### AIM OF THE TASK
Copy every line of the entries that includes the word "山本彩子".

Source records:
§ §

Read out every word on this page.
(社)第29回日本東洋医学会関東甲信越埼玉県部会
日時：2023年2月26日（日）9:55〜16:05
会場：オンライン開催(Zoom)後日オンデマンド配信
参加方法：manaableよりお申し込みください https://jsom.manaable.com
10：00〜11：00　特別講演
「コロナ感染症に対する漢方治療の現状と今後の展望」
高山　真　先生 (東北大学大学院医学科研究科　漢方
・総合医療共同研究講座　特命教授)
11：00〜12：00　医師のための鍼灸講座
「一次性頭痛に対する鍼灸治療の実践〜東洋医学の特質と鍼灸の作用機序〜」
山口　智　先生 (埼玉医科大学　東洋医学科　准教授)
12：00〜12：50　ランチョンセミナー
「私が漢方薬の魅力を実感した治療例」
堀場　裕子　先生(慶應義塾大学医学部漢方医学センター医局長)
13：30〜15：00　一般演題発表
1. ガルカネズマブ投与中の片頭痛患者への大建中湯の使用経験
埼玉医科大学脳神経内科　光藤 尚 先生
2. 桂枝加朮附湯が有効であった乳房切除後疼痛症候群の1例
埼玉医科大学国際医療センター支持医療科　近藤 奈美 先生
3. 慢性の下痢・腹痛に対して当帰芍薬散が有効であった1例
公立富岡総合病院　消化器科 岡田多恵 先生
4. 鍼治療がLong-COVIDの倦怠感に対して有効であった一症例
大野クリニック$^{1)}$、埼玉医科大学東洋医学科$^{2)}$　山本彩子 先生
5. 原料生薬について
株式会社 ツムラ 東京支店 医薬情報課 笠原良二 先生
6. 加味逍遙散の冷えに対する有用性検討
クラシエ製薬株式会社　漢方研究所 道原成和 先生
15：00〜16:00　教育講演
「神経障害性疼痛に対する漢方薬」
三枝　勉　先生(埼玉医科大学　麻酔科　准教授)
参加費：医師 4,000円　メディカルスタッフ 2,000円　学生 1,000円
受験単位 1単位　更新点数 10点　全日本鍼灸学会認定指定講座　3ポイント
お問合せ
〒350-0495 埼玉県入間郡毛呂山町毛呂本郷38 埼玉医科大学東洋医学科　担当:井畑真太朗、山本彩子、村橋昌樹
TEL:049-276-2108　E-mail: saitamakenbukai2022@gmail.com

§ §

### EXPECTED ANSWER
大野クリニック$^{1)}$、埼玉医科大学東洋医学科$^{2)}$　山本彩子 先生
〒350-0495 埼玉県入間郡毛呂山町毛呂本郷38 埼玉医科大学東洋医学科　担当:井畑真太朗、山本彩子、村橋昌樹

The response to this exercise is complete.